[Records from a dataset]
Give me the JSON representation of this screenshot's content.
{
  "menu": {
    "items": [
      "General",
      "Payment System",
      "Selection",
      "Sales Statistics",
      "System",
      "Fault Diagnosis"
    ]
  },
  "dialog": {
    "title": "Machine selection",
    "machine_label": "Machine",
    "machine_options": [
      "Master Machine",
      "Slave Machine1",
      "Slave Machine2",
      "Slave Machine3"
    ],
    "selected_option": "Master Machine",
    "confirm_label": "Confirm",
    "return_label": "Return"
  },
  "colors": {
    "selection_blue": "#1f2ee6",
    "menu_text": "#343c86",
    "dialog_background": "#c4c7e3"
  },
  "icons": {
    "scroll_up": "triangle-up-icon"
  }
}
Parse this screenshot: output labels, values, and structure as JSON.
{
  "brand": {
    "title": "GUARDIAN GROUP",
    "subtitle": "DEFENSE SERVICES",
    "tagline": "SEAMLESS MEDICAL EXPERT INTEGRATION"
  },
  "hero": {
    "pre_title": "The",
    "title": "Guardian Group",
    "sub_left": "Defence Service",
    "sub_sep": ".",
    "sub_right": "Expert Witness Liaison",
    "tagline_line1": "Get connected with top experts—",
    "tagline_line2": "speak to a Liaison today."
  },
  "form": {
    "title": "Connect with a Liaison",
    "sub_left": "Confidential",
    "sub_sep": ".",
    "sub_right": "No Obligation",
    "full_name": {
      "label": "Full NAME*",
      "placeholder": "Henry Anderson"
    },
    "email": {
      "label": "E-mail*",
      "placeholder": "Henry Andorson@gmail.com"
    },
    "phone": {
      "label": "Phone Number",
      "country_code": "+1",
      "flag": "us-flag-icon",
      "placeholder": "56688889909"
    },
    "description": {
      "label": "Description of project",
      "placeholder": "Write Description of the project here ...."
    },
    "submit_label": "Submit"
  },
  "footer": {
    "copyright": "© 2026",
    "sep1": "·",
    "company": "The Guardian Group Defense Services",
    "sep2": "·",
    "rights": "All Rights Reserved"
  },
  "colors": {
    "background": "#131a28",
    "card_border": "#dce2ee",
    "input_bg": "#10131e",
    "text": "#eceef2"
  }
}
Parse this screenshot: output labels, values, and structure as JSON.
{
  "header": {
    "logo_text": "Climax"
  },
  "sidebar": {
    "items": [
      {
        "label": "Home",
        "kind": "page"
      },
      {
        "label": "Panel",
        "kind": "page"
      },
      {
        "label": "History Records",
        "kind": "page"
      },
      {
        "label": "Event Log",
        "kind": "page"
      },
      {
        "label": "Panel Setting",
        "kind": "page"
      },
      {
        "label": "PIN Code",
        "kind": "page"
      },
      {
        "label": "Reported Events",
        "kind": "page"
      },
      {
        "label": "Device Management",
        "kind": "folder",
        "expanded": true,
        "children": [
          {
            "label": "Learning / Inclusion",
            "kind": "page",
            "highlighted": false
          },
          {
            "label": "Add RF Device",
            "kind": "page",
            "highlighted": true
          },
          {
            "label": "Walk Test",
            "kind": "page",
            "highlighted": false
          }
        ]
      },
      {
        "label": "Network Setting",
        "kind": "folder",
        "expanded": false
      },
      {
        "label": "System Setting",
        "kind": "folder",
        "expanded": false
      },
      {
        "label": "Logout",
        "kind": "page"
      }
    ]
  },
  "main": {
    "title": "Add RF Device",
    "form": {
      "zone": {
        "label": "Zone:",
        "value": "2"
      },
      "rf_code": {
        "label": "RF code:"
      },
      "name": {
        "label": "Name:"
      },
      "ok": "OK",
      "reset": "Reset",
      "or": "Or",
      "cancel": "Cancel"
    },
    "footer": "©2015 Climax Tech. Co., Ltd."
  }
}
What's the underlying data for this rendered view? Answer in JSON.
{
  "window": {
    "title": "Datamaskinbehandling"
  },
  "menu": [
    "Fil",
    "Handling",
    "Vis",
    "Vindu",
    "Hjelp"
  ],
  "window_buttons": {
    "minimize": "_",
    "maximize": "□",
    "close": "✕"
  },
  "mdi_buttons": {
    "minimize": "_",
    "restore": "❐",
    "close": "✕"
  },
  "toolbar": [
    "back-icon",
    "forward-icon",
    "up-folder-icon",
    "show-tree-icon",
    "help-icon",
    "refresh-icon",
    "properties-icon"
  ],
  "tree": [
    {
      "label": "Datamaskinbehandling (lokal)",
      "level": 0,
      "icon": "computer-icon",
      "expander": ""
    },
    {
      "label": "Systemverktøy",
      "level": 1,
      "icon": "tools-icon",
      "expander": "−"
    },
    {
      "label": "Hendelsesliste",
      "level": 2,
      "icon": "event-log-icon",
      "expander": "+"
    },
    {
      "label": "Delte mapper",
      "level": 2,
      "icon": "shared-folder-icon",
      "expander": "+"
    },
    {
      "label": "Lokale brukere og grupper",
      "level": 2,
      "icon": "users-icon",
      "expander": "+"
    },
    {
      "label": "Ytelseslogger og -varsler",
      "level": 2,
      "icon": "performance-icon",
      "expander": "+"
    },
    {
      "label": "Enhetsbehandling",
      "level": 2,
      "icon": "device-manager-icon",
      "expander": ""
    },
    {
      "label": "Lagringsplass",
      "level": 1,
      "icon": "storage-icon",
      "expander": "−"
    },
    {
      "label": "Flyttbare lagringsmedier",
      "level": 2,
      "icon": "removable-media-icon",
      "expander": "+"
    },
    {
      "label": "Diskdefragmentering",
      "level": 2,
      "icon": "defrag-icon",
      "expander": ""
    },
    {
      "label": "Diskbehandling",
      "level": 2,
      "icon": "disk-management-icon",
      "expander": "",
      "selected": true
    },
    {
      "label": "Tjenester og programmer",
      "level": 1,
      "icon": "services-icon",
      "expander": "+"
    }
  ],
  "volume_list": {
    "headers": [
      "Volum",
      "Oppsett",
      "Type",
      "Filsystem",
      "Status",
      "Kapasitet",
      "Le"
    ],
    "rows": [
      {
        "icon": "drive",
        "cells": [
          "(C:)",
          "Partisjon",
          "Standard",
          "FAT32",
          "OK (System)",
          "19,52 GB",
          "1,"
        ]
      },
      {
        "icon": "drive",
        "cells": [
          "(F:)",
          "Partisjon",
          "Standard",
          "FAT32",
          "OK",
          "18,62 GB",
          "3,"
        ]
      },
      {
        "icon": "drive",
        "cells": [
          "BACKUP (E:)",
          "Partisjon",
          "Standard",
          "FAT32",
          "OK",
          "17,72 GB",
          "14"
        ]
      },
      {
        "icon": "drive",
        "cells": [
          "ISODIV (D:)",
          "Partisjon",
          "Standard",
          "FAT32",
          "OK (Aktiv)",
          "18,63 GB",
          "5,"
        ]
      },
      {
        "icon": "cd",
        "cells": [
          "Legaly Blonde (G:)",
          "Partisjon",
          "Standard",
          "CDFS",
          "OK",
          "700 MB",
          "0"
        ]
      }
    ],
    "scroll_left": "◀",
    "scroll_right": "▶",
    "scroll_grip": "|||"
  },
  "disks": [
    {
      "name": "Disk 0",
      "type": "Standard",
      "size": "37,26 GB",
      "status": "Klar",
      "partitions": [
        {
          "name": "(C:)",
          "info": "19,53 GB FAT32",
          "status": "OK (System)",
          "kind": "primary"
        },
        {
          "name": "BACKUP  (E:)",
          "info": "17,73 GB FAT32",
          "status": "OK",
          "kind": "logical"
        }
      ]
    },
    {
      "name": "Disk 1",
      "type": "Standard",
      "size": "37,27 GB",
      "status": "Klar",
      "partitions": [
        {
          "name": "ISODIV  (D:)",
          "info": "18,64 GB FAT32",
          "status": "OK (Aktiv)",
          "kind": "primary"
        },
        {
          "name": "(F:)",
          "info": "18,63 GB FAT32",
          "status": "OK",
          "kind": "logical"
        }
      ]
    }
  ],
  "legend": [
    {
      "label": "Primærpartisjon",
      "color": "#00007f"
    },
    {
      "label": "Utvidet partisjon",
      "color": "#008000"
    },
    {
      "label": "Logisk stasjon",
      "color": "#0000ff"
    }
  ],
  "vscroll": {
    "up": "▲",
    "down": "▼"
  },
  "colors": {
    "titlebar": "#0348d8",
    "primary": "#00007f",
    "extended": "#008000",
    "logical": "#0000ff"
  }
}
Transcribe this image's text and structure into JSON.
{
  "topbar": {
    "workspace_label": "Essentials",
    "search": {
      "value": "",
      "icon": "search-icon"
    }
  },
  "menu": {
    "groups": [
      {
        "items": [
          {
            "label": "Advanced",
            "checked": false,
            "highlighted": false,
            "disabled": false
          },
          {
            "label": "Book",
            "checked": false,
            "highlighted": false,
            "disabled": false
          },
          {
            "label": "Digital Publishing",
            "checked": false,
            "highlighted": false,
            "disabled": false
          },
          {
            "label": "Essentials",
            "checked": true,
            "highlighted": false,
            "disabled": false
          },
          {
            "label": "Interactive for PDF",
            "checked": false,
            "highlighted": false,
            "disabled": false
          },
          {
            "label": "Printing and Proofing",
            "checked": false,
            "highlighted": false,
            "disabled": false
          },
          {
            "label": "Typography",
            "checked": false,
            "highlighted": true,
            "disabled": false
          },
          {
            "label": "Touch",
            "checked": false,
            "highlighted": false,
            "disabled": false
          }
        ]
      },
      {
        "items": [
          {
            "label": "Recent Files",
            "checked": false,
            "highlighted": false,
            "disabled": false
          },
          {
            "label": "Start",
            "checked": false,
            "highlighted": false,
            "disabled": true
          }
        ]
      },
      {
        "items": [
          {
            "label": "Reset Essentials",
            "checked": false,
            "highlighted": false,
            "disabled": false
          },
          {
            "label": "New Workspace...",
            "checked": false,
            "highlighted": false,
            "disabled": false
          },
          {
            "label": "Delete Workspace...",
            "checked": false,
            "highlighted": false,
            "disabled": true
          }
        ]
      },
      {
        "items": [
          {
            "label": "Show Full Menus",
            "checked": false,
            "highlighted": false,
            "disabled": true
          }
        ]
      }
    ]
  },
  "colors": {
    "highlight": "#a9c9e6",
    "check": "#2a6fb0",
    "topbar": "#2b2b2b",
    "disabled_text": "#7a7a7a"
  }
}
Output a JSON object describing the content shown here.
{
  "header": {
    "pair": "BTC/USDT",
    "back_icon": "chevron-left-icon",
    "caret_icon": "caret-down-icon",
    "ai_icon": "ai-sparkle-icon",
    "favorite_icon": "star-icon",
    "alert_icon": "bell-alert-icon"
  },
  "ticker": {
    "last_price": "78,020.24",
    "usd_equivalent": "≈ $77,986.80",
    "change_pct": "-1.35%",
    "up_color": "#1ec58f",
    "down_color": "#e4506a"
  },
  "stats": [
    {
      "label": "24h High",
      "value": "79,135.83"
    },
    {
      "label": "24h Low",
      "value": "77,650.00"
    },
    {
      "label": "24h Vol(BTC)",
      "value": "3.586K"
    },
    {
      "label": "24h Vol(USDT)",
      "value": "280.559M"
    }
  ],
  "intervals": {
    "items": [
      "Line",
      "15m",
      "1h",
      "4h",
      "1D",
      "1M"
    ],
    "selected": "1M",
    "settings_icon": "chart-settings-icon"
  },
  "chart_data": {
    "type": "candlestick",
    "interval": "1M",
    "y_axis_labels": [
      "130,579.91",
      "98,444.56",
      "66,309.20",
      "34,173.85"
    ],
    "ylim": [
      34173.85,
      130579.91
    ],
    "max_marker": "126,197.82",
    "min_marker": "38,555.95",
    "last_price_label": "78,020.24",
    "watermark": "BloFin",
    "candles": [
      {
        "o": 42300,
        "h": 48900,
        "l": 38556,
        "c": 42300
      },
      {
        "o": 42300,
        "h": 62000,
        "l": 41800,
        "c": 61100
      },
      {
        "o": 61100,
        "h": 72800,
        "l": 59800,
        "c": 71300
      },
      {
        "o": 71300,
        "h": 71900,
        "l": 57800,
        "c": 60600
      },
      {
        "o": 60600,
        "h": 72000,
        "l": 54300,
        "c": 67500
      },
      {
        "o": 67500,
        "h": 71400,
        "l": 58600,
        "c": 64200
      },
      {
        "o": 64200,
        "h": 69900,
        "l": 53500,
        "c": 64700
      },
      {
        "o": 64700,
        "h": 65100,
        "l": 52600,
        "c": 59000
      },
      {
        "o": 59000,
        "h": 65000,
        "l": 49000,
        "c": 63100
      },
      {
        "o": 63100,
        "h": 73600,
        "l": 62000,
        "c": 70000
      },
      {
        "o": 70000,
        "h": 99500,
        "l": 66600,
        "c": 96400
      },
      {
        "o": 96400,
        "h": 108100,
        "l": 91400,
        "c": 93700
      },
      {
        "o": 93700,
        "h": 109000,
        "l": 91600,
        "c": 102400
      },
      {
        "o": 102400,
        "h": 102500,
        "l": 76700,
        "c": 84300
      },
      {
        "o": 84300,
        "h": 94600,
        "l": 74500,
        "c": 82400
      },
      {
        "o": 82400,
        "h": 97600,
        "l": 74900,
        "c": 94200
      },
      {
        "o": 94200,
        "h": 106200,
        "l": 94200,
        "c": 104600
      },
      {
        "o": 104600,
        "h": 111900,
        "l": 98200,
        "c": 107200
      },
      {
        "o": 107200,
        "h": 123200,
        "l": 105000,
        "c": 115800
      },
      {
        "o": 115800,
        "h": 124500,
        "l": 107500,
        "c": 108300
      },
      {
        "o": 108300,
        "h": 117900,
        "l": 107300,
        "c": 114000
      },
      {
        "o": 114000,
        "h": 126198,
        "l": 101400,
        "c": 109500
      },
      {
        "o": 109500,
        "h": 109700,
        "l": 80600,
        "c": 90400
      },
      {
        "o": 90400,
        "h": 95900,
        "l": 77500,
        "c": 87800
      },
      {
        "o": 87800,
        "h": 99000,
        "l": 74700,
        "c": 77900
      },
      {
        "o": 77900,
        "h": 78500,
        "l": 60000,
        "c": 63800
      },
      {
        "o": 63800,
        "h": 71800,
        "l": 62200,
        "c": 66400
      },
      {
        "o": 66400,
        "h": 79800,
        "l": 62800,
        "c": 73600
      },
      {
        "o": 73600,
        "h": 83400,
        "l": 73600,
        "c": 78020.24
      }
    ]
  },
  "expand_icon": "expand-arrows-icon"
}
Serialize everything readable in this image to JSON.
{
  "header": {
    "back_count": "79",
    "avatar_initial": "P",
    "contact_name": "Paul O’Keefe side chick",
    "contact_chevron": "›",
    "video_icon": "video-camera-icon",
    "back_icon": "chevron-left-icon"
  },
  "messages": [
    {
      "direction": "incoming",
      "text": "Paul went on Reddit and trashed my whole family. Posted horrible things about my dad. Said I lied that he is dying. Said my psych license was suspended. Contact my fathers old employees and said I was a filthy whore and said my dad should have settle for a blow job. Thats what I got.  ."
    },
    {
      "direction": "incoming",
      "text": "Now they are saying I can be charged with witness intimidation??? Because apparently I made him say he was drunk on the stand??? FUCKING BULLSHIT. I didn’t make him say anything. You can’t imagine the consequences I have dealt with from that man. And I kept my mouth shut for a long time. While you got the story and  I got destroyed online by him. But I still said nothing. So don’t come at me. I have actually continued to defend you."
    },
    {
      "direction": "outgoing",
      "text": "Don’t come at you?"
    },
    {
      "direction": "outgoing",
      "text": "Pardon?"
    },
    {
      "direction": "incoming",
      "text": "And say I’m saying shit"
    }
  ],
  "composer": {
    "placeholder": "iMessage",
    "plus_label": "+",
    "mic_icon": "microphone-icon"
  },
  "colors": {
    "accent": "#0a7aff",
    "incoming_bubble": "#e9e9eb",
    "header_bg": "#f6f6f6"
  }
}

**Brief:**
List each line of the entries that holds the string "project".

**Reply to the task:**
      "label": "Description of project",
      "placeholder": "Write Description of the project here ...."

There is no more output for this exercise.